THE PROBLEM: Show every line where "title" occurs.
┌─ ENTRIES PROVIDED
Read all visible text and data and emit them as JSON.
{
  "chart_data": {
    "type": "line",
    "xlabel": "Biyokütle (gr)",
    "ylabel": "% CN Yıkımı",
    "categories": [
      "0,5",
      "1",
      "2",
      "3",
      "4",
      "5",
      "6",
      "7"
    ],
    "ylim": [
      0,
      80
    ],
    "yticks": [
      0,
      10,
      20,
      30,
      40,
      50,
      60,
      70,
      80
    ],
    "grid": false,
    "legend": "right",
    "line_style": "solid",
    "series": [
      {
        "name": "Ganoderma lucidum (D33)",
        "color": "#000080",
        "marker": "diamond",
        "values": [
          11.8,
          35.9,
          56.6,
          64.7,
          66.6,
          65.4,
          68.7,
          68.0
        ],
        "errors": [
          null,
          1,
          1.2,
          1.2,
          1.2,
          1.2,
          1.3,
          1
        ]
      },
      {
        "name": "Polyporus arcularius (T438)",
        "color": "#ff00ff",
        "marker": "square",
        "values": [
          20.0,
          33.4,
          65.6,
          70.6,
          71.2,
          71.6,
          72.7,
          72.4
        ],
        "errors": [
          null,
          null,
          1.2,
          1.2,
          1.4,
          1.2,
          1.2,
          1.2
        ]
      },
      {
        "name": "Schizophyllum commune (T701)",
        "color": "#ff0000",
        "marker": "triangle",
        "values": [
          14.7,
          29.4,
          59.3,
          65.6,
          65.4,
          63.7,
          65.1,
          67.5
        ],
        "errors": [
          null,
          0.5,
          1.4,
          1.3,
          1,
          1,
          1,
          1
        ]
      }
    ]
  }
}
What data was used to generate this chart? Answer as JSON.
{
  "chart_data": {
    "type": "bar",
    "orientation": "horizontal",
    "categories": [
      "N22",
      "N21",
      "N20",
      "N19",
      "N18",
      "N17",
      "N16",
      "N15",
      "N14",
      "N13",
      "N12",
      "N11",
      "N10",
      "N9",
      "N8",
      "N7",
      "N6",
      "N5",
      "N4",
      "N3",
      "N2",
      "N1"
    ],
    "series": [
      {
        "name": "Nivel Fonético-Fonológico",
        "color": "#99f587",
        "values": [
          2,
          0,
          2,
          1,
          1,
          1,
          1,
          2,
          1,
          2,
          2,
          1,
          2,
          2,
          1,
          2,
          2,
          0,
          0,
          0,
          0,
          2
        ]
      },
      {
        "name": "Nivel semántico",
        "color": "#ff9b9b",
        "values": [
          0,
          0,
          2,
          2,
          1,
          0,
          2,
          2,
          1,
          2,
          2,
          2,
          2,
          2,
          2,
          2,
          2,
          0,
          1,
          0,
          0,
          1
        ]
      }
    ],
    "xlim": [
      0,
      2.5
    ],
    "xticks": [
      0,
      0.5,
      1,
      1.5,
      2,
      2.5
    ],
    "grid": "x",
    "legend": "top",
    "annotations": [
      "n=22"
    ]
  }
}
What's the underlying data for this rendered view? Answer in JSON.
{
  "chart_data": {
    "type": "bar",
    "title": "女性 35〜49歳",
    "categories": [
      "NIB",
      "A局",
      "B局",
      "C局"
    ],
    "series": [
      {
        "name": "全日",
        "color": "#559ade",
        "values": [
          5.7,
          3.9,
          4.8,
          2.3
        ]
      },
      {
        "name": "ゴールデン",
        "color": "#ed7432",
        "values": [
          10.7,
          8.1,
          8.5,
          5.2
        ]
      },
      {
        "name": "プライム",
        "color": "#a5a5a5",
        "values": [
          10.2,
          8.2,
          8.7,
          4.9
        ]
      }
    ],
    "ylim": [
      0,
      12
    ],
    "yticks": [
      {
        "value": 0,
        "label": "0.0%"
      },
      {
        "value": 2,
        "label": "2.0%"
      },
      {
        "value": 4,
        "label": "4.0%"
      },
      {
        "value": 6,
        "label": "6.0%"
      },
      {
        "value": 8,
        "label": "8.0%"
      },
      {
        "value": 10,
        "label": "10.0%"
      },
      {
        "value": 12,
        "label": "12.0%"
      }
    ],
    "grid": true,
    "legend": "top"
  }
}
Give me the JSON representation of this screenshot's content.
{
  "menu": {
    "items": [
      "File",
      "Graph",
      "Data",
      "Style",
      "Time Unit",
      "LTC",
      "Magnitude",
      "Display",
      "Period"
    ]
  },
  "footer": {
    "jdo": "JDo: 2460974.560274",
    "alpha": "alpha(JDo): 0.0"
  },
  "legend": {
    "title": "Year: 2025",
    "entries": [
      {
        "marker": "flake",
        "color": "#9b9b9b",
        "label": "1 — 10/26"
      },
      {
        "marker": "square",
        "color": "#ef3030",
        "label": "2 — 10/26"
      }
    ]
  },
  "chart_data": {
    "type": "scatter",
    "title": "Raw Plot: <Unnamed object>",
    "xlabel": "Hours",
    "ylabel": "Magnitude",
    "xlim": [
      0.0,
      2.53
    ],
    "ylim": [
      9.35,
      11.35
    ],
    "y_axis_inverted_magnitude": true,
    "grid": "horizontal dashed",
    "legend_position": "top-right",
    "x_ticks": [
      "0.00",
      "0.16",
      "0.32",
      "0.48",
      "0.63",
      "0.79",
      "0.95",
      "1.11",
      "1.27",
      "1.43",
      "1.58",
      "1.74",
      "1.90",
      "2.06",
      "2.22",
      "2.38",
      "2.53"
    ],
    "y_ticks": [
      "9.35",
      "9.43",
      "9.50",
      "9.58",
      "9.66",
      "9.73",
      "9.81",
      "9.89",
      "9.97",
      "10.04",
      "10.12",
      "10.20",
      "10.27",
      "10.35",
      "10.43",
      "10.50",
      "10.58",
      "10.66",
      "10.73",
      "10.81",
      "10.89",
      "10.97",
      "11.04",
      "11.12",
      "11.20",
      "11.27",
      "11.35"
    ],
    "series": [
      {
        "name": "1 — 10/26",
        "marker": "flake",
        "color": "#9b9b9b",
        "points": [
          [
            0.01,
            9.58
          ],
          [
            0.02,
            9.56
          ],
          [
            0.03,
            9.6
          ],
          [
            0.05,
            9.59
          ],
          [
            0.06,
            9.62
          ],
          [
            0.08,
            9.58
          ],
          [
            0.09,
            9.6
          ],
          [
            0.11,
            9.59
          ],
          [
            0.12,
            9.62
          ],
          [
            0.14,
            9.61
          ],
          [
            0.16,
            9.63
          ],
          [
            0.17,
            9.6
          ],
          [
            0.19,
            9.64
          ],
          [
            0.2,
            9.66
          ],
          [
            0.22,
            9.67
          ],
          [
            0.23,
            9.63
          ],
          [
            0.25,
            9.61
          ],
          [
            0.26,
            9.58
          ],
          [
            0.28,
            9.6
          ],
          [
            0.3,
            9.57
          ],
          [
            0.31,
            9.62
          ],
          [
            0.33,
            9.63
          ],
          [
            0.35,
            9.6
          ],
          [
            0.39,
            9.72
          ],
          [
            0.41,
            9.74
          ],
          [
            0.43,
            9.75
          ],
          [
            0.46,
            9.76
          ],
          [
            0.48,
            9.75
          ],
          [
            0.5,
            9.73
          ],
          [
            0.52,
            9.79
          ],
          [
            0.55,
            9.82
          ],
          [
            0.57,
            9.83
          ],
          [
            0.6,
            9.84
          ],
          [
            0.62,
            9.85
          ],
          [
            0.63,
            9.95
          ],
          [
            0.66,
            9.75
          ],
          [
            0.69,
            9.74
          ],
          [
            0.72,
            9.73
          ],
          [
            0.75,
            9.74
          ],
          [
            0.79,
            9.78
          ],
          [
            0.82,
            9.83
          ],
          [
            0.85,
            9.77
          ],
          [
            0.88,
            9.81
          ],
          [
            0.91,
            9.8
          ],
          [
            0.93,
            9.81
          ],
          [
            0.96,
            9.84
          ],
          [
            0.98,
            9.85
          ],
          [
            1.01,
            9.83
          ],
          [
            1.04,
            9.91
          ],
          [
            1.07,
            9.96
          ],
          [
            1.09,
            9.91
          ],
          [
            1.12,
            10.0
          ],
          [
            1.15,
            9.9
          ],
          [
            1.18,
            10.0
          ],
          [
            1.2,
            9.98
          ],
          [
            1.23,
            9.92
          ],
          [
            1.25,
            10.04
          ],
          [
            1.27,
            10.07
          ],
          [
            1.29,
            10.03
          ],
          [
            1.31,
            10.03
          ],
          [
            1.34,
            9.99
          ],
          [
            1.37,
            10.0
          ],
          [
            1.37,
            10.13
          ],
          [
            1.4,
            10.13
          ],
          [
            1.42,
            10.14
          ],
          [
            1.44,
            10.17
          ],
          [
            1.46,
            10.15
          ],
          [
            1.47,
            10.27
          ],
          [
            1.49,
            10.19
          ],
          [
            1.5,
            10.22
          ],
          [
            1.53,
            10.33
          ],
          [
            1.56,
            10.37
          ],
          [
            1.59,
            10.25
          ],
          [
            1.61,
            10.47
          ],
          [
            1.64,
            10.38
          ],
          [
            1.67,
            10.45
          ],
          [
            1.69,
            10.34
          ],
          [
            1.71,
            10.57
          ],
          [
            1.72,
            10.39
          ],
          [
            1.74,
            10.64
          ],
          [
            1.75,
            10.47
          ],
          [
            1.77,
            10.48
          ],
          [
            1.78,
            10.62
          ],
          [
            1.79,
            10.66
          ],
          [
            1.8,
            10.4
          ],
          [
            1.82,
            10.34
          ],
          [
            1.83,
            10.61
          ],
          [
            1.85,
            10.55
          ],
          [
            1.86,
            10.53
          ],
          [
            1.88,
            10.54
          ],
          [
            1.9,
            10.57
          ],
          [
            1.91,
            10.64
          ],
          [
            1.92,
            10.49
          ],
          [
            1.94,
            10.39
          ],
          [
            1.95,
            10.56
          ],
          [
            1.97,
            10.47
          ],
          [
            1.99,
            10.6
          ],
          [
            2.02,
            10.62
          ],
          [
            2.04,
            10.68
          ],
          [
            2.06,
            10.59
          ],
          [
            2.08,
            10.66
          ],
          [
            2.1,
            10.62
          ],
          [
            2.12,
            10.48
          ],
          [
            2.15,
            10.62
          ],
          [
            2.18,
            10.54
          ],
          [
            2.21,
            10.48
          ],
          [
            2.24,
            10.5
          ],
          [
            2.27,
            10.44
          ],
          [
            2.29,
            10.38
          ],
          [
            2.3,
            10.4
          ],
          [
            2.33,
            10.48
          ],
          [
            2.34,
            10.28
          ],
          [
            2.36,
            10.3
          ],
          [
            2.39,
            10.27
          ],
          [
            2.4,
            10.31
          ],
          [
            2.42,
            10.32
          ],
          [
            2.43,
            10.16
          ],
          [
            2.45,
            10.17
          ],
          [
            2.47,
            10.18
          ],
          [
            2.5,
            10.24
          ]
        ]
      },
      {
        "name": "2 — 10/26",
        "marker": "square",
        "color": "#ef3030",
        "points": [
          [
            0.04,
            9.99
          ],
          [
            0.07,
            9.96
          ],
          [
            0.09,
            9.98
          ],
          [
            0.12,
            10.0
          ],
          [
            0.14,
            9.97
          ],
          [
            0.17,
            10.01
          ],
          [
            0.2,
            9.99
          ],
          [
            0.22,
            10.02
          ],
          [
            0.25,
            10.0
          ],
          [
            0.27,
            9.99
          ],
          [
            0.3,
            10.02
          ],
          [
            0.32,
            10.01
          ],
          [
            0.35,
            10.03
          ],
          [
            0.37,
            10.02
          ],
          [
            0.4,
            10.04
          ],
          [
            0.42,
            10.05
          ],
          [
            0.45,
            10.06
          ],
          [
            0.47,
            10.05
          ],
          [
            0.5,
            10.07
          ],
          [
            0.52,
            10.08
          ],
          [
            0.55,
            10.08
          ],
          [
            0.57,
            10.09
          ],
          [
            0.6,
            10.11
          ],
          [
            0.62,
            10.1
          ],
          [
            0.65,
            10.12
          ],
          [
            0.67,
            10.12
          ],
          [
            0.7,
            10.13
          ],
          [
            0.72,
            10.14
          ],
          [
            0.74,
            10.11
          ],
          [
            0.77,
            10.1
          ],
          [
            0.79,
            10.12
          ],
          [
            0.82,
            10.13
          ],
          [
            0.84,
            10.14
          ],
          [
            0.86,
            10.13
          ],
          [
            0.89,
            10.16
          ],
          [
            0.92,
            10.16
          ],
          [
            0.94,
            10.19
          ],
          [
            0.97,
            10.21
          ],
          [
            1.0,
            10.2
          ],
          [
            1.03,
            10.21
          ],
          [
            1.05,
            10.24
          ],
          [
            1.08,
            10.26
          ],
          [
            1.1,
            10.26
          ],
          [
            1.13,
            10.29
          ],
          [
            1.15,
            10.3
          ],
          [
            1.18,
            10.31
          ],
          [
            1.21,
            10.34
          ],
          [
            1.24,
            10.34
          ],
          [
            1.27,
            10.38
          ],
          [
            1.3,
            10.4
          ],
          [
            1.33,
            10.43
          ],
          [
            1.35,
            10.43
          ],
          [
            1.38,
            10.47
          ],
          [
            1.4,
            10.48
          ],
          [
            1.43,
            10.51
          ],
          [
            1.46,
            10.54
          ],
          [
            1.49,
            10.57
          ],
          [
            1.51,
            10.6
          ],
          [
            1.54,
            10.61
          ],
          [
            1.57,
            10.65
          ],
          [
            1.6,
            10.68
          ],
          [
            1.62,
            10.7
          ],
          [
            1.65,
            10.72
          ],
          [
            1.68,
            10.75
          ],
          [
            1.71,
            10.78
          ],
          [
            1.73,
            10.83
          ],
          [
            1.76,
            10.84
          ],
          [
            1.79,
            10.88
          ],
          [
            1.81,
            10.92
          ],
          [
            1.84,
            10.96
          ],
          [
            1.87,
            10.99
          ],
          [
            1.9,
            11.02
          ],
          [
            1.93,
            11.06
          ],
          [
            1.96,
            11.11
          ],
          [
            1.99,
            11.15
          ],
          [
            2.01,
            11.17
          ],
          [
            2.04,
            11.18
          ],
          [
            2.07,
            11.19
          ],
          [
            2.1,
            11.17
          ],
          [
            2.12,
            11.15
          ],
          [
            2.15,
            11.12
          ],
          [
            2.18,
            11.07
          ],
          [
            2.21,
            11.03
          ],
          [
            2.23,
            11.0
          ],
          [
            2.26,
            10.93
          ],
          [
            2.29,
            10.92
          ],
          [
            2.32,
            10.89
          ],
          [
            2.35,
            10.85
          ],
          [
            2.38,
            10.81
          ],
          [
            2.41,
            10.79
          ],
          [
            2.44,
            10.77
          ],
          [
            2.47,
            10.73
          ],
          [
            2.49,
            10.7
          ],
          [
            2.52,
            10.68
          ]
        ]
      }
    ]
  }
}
└─
RESULT OF THIS TASK:
    "title": "女性 35〜49歳",
    "title": "Year: 2025",
    "title": "Raw Plot: <Unnamed object>",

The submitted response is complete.